Work to complete: Rewrite the records below, substituting "clickable" for every occurrence of "interactable" and leaving everything else as it is.
____ Entries
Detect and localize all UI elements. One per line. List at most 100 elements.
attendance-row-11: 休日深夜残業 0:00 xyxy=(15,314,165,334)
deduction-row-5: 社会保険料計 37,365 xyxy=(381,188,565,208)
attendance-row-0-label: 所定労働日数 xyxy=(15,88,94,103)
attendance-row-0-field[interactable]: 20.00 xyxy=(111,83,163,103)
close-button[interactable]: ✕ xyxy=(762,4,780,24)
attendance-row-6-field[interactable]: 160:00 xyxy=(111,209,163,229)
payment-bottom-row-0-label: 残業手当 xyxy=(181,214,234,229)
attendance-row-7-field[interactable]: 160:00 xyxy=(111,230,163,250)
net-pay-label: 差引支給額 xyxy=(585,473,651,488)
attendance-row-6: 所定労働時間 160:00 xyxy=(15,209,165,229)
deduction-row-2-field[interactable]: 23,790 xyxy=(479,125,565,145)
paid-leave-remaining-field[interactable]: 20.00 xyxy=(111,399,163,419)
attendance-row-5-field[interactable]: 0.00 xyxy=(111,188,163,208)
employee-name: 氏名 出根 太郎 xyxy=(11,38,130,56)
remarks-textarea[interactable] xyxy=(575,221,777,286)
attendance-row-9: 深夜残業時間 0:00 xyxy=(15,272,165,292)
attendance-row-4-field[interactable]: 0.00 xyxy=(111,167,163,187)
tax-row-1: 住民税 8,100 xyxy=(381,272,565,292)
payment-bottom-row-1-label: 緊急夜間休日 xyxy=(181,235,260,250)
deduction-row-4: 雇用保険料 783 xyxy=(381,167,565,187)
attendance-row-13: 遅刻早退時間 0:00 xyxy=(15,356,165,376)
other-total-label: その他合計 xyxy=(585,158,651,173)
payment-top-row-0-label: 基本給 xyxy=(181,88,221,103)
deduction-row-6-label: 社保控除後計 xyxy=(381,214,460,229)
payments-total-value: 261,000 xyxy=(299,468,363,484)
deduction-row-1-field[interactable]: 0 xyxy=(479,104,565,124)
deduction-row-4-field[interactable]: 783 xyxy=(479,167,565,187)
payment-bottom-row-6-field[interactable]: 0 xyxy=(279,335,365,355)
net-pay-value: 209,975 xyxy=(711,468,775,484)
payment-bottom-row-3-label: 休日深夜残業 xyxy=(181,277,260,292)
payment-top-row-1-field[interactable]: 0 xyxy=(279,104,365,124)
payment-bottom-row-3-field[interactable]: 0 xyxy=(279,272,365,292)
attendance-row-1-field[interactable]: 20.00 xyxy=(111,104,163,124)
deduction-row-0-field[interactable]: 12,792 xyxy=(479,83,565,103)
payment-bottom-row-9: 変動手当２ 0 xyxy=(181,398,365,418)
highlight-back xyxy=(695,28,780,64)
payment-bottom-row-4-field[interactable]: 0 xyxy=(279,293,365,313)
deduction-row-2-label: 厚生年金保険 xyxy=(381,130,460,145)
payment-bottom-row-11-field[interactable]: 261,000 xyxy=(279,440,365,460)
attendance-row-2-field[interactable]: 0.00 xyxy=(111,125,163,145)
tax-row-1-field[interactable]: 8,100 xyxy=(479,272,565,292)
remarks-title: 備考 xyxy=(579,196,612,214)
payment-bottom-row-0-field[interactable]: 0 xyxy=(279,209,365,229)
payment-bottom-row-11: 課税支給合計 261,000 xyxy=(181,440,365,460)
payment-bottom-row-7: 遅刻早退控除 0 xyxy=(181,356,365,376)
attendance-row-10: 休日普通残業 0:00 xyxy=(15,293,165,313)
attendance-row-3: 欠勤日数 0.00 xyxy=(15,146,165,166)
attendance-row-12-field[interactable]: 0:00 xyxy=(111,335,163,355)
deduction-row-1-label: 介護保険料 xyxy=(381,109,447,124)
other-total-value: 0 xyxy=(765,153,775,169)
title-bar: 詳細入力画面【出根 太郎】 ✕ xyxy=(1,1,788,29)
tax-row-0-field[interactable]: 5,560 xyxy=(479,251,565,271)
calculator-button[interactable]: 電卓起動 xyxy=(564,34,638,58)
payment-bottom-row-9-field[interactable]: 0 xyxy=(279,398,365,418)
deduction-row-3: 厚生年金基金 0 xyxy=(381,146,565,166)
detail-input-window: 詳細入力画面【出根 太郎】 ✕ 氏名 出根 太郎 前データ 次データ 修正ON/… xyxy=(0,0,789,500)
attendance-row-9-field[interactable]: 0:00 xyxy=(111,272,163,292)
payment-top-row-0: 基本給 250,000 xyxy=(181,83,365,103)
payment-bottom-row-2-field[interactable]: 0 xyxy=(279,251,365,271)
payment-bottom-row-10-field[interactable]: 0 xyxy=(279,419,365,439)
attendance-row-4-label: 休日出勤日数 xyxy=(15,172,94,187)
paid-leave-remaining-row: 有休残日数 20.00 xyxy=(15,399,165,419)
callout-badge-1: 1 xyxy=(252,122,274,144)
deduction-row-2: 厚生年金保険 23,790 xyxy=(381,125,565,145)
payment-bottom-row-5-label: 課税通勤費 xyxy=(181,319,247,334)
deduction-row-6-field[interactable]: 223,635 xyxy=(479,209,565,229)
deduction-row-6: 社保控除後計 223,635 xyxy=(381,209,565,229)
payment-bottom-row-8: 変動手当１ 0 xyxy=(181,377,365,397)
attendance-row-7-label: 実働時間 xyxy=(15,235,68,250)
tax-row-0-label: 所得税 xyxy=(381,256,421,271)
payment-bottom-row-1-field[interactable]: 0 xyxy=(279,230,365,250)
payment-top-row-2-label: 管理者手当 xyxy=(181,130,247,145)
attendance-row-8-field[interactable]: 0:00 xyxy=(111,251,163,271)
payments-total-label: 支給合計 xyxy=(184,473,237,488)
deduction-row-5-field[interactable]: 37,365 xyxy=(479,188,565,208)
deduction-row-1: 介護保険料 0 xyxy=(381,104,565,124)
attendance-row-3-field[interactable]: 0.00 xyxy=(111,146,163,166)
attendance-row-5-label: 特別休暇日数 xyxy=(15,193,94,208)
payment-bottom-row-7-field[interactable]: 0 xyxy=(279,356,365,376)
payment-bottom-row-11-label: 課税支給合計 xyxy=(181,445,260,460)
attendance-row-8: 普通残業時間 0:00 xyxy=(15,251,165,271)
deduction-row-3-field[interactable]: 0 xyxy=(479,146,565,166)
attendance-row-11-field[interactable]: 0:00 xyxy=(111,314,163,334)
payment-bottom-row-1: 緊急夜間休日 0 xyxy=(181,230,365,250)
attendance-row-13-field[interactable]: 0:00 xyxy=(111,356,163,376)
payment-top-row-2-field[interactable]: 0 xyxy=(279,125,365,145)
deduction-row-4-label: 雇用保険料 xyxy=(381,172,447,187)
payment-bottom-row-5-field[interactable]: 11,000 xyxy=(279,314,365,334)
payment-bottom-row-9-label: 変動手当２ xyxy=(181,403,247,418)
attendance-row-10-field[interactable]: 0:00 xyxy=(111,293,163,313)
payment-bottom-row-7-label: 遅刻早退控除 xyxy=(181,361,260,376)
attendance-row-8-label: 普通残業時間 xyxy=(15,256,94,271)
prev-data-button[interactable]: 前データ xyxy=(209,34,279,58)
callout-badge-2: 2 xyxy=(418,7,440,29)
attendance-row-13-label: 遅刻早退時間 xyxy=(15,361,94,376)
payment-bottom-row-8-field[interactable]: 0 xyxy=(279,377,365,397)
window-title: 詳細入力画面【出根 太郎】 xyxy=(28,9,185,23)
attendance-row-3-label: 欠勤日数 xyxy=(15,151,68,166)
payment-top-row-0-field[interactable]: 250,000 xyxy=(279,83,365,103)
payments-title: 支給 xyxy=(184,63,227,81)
________
Answer below:
Detect and localize all UI elements. One per line. List at most 100 elements.
attendance-row-11: 休日深夜残業 0:00 xyxy=(15,314,165,334)
deduction-row-5: 社会保険料計 37,365 xyxy=(381,188,565,208)
attendance-row-0-label: 所定労働日数 xyxy=(15,88,94,103)
attendance-row-0-field[clickable]: 20.00 xyxy=(111,83,163,103)
close-button[clickable]: ✕ xyxy=(762,4,780,24)
attendance-row-6-field[clickable]: 160:00 xyxy=(111,209,163,229)
payment-bottom-row-0-label: 残業手当 xyxy=(181,214,234,229)
attendance-row-7-field[clickable]: 160:00 xyxy=(111,230,163,250)
net-pay-label: 差引支給額 xyxy=(585,473,651,488)
attendance-row-6: 所定労働時間 160:00 xyxy=(15,209,165,229)
deduction-row-2-field[clickable]: 23,790 xyxy=(479,125,565,145)
paid-leave-remaining-field[clickable]: 20.00 xyxy=(111,399,163,419)
attendance-row-5-field[clickable]: 0.00 xyxy=(111,188,163,208)
employee-name: 氏名 出根 太郎 xyxy=(11,38,130,56)
remarks-textarea[clickable] xyxy=(575,221,777,286)
attendance-row-9: 深夜残業時間 0:00 xyxy=(15,272,165,292)
attendance-row-4-field[clickable]: 0.00 xyxy=(111,167,163,187)
tax-row-1: 住民税 8,100 xyxy=(381,272,565,292)
payment-bottom-row-1-label: 緊急夜間休日 xyxy=(181,235,260,250)
deduction-row-4: 雇用保険料 783 xyxy=(381,167,565,187)
attendance-row-13: 遅刻早退時間 0:00 xyxy=(15,356,165,376)
other-total-label: その他合計 xyxy=(585,158,651,173)
payment-top-row-0-label: 基本給 xyxy=(181,88,221,103)
deduction-row-6-label: 社保控除後計 xyxy=(381,214,460,229)
payments-total-value: 261,000 xyxy=(299,468,363,484)
deduction-row-1-field[clickable]: 0 xyxy=(479,104,565,124)
deduction-row-4-field[clickable]: 783 xyxy=(479,167,565,187)
payment-bottom-row-6-field[clickable]: 0 xyxy=(279,335,365,355)
net-pay-value: 209,975 xyxy=(711,468,775,484)
payment-bottom-row-3-label: 休日深夜残業 xyxy=(181,277,260,292)
payment-top-row-1-field[clickable]: 0 xyxy=(279,104,365,124)
payment-bottom-row-3-field[clickable]: 0 xyxy=(279,272,365,292)
attendance-row-1-field[clickable]: 20.00 xyxy=(111,104,163,124)
deduction-row-0-field[clickable]: 12,792 xyxy=(479,83,565,103)
payment-bottom-row-9: 変動手当２ 0 xyxy=(181,398,365,418)
highlight-back xyxy=(695,28,780,64)
payment-bottom-row-4-field[clickable]: 0 xyxy=(279,293,365,313)
deduction-row-2-label: 厚生年金保険 xyxy=(381,130,460,145)
payment-bottom-row-11-field[clickable]: 261,000 xyxy=(279,440,365,460)
attendance-row-2-field[clickable]: 0.00 xyxy=(111,125,163,145)
tax-row-1-field[clickable]: 8,100 xyxy=(479,272,565,292)
remarks-title: 備考 xyxy=(579,196,612,214)
payment-bottom-row-0-field[clickable]: 0 xyxy=(279,209,365,229)
payment-bottom-row-11: 課税支給合計 261,000 xyxy=(181,440,365,460)
payment-bottom-row-7: 遅刻早退控除 0 xyxy=(181,356,365,376)
attendance-row-10: 休日普通残業 0:00 xyxy=(15,293,165,313)
attendance-row-3: 欠勤日数 0.00 xyxy=(15,146,165,166)
attendance-row-12-field[clickable]: 0:00 xyxy=(111,335,163,355)
deduction-row-1-label: 介護保険料 xyxy=(381,109,447,124)
other-total-value: 0 xyxy=(765,153,775,169)
title-bar: 詳細入力画面【出根 太郎】 ✕ xyxy=(1,1,788,29)
tax-row-0-field[clickable]: 5,560 xyxy=(479,251,565,271)
calculator-button[clickable]: 電卓起動 xyxy=(564,34,638,58)
payment-bottom-row-9-field[clickable]: 0 xyxy=(279,398,365,418)
deduction-row-3: 厚生年金基金 0 xyxy=(381,146,565,166)
detail-input-window: 詳細入力画面【出根 太郎】 ✕ 氏名 出根 太郎 前データ 次データ 修正ON/… xyxy=(0,0,789,500)
attendance-row-9-field[clickable]: 0:00 xyxy=(111,272,163,292)
payment-top-row-0: 基本給 250,000 xyxy=(181,83,365,103)
payment-bottom-row-2-field[clickable]: 0 xyxy=(279,251,365,271)
payment-bottom-row-10-field[clickable]: 0 xyxy=(279,419,365,439)
attendance-row-4-label: 休日出勤日数 xyxy=(15,172,94,187)
paid-leave-remaining-row: 有休残日数 20.00 xyxy=(15,399,165,419)
callout-badge-1: 1 xyxy=(252,122,274,144)
deduction-row-2: 厚生年金保険 23,790 xyxy=(381,125,565,145)
payment-bottom-row-5-label: 課税通勤費 xyxy=(181,319,247,334)
deduction-row-6-field[clickable]: 223,635 xyxy=(479,209,565,229)
deduction-row-6: 社保控除後計 223,635 xyxy=(381,209,565,229)
payment-bottom-row-8: 変動手当１ 0 xyxy=(181,377,365,397)
attendance-row-7-label: 実働時間 xyxy=(15,235,68,250)
tax-row-0-label: 所得税 xyxy=(381,256,421,271)
payment-bottom-row-1-field[clickable]: 0 xyxy=(279,230,365,250)
payment-top-row-2-label: 管理者手当 xyxy=(181,130,247,145)
attendance-row-8-field[clickable]: 0:00 xyxy=(111,251,163,271)
payments-total-label: 支給合計 xyxy=(184,473,237,488)
deduction-row-5-field[clickable]: 37,365 xyxy=(479,188,565,208)
deduction-row-1: 介護保険料 0 xyxy=(381,104,565,124)
attendance-row-3-field[clickable]: 0.00 xyxy=(111,146,163,166)
attendance-row-5-label: 特別休暇日数 xyxy=(15,193,94,208)
payment-bottom-row-7-field[clickable]: 0 xyxy=(279,356,365,376)
payment-bottom-row-11-label: 課税支給合計 xyxy=(181,445,260,460)
attendance-row-8: 普通残業時間 0:00 xyxy=(15,251,165,271)
deduction-row-3-field[clickable]: 0 xyxy=(479,146,565,166)
attendance-row-11-field[clickable]: 0:00 xyxy=(111,314,163,334)
payment-bottom-row-1: 緊急夜間休日 0 xyxy=(181,230,365,250)
attendance-row-13-field[clickable]: 0:00 xyxy=(111,356,163,376)
payment-top-row-2-field[clickable]: 0 xyxy=(279,125,365,145)
deduction-row-4-label: 雇用保険料 xyxy=(381,172,447,187)
payment-bottom-row-5-field[clickable]: 11,000 xyxy=(279,314,365,334)
payment-bottom-row-9-label: 変動手当２ xyxy=(181,403,247,418)
attendance-row-10-field[clickable]: 0:00 xyxy=(111,293,163,313)
payment-bottom-row-7-label: 遅刻早退控除 xyxy=(181,361,260,376)
attendance-row-8-label: 普通残業時間 xyxy=(15,256,94,271)
prev-data-button[clickable]: 前データ xyxy=(209,34,279,58)
callout-badge-2: 2 xyxy=(418,7,440,29)
attendance-row-13-label: 遅刻早退時間 xyxy=(15,361,94,376)
payment-bottom-row-8-field[clickable]: 0 xyxy=(279,377,365,397)
window-title: 詳細入力画面【出根 太郎】 xyxy=(28,9,185,23)
attendance-row-3-label: 欠勤日数 xyxy=(15,151,68,166)
payment-top-row-0-field[clickable]: 250,000 xyxy=(279,83,365,103)
payments-title: 支給 xyxy=(184,63,227,81)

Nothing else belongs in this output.